* [WRITTEN PROBLEM] Can you give everything from "filter-option-label: Vegetarian <box>68" down to "category-link-allergies[interactable]: Allergies <box>26" again, switching "Recipe Finder" to "Meal Planner" and leaving all else unchanged?

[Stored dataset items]
(begin)

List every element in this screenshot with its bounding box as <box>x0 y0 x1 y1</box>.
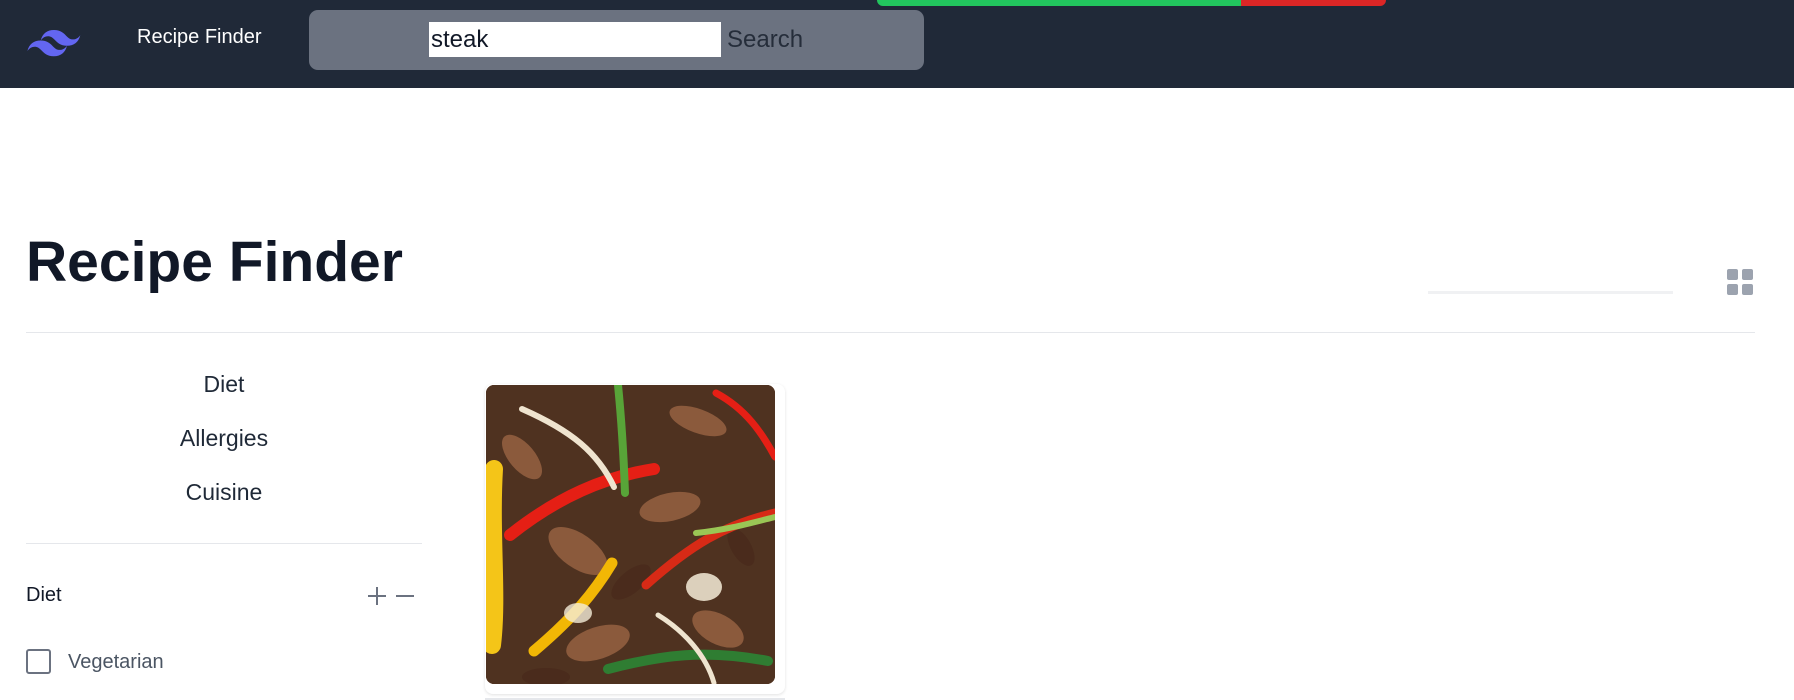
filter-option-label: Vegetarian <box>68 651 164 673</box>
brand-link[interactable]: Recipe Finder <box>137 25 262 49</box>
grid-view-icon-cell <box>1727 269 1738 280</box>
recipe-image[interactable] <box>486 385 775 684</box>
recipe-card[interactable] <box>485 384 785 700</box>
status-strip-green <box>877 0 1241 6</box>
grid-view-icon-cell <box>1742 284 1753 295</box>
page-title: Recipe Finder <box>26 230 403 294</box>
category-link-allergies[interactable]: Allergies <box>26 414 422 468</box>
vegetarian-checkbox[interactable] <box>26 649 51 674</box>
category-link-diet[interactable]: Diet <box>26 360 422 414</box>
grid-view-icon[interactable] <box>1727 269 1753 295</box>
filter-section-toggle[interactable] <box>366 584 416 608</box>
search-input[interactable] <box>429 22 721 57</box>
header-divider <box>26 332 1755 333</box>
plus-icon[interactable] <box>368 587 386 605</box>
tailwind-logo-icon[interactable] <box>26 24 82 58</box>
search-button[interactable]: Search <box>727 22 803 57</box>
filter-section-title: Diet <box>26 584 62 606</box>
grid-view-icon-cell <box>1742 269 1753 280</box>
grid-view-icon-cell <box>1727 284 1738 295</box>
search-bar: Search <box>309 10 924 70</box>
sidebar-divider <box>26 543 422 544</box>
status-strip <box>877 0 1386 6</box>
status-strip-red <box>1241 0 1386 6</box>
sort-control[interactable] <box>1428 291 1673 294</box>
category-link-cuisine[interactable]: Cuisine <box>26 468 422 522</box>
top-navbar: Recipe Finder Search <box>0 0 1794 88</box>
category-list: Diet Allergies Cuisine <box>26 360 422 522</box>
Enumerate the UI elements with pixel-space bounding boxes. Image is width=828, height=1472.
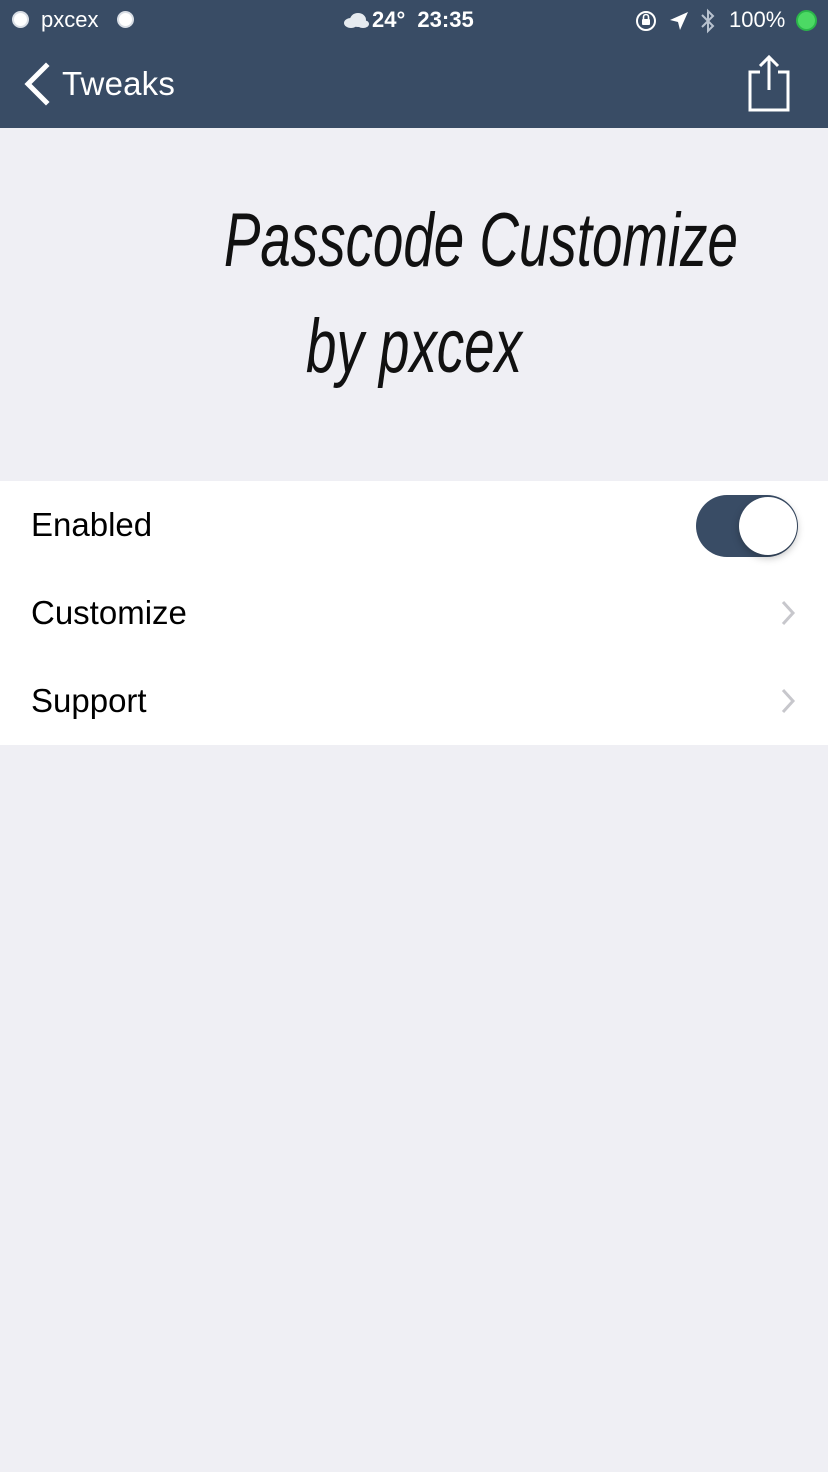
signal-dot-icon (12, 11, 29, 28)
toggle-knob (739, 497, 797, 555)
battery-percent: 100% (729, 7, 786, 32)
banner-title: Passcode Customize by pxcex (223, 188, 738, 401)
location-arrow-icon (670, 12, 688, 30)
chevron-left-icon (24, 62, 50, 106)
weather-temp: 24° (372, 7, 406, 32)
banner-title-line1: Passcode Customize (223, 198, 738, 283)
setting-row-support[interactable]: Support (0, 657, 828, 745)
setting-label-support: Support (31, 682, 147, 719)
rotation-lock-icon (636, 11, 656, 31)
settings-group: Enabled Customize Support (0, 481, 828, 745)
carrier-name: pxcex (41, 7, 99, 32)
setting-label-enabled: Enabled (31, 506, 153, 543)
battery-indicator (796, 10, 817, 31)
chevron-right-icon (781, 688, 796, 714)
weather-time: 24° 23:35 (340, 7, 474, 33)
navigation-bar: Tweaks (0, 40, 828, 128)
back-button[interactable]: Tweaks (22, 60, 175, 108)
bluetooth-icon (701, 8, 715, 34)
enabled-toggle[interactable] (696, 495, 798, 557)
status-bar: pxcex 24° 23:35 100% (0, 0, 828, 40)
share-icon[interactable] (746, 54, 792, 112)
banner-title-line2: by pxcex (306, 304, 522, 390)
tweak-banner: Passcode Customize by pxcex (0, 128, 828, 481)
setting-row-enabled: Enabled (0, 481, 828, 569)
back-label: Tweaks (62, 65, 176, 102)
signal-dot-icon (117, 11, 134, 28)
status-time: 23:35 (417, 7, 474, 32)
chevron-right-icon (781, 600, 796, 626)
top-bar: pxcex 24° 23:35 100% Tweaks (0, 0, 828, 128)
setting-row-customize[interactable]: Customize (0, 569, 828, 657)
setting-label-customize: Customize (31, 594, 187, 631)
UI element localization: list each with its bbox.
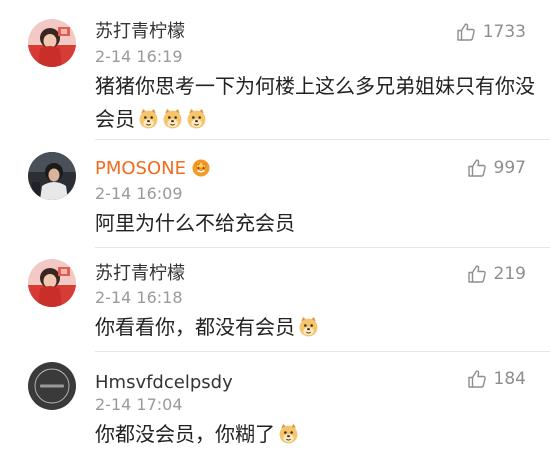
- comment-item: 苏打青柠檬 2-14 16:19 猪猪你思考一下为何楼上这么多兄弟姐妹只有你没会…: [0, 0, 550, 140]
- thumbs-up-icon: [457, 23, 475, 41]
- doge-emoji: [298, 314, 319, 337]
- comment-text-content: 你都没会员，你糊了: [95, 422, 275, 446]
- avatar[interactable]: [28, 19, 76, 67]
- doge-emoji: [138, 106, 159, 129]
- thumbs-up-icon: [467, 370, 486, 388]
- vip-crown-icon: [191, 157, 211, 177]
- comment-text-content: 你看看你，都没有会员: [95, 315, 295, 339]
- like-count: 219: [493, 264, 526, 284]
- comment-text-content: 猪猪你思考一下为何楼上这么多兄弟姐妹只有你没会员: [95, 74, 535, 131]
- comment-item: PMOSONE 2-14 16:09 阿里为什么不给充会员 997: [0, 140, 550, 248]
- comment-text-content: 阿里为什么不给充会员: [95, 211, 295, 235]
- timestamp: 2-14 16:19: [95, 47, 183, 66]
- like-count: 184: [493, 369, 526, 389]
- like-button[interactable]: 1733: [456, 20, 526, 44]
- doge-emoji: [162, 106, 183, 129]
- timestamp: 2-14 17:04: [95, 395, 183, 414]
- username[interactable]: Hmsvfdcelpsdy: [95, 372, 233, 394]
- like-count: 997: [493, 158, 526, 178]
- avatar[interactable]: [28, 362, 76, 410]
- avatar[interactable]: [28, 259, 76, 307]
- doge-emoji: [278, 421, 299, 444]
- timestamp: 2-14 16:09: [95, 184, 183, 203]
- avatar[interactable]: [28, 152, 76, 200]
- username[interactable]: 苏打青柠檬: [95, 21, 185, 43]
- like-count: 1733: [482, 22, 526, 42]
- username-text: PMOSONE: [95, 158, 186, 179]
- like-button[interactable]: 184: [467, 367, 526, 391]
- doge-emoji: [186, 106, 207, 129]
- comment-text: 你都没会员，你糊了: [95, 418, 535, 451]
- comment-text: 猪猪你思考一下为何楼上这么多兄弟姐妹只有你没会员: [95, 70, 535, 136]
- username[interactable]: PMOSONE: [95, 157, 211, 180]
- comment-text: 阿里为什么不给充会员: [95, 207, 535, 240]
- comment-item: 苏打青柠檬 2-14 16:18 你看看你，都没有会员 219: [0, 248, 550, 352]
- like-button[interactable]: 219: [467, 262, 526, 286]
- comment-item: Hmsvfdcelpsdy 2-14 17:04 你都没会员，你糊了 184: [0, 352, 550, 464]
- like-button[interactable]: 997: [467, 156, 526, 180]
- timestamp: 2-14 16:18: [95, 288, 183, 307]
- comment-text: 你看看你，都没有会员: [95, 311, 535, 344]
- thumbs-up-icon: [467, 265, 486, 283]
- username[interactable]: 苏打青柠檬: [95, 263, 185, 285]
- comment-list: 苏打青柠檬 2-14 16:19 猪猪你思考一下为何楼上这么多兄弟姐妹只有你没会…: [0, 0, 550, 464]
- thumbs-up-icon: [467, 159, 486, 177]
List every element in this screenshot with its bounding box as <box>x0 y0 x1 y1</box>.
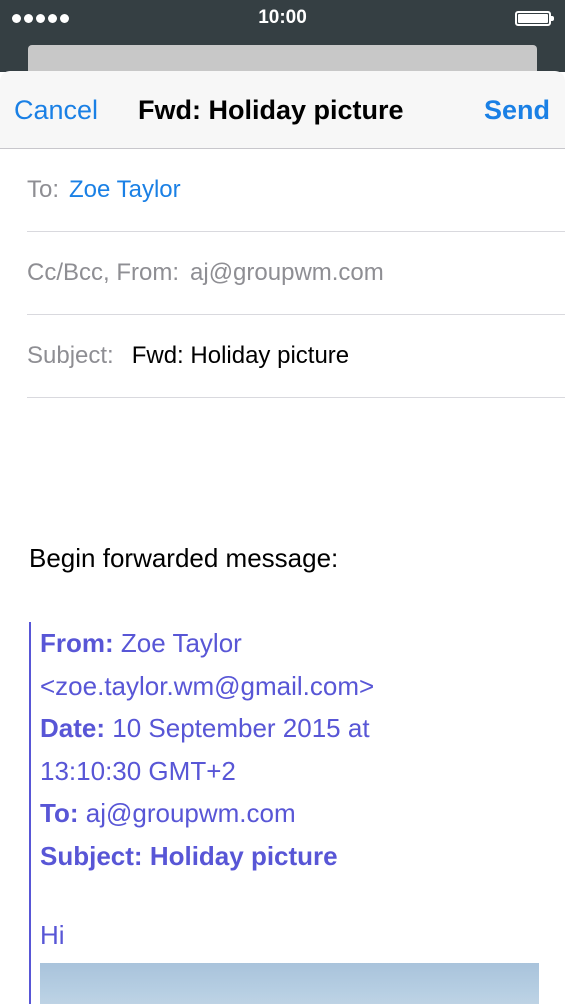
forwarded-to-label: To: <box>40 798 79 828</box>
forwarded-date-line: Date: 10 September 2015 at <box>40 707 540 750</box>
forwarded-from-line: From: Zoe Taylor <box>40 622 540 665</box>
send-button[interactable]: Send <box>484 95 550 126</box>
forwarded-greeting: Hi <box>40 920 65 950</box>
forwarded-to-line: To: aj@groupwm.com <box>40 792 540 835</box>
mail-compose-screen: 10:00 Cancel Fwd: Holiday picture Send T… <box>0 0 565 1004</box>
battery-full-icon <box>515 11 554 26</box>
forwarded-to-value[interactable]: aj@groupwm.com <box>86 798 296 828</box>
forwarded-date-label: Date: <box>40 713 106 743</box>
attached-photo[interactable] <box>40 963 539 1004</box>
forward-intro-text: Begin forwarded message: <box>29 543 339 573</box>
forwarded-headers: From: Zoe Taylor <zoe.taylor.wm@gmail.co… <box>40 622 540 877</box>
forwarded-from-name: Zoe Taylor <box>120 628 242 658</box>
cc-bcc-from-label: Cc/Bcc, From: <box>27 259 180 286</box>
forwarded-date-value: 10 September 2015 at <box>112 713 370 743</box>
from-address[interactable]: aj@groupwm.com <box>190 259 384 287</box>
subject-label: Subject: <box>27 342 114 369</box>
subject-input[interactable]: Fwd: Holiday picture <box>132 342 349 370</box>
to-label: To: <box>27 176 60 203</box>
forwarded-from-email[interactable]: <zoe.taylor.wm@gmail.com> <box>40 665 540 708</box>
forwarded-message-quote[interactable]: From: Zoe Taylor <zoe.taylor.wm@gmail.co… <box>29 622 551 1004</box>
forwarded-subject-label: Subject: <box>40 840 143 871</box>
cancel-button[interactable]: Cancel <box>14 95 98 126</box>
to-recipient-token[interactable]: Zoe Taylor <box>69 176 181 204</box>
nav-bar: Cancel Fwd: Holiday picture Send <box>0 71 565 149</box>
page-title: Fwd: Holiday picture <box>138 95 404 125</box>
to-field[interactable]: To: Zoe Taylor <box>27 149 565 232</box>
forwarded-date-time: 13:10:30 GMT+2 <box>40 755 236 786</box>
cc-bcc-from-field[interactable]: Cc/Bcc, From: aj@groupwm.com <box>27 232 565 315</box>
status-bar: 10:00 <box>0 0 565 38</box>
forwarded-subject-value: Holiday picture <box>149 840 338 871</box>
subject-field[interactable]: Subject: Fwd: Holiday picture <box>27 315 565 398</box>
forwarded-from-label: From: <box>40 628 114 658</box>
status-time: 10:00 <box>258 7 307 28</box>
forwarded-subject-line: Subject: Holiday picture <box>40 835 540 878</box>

(end)

* [RESPONSE FOR THIS EXERCISE]
filter-option-label: Vegetarian <box>68 651 164 673</box>
brand-link[interactable]: Meal Planner <box>137 25 262 49</box>
grid-view-icon-cell <box>1727 269 1738 280</box>
recipe-image[interactable] <box>486 385 775 684</box>
recipe-card[interactable] <box>485 384 785 700</box>
status-strip-green <box>877 0 1241 6</box>
grid-view-icon-cell <box>1742 284 1753 295</box>
page-title: Meal Planner <box>26 230 403 294</box>
category-link-allergies[interactable]: Allergies <box>26 414 422 468</box>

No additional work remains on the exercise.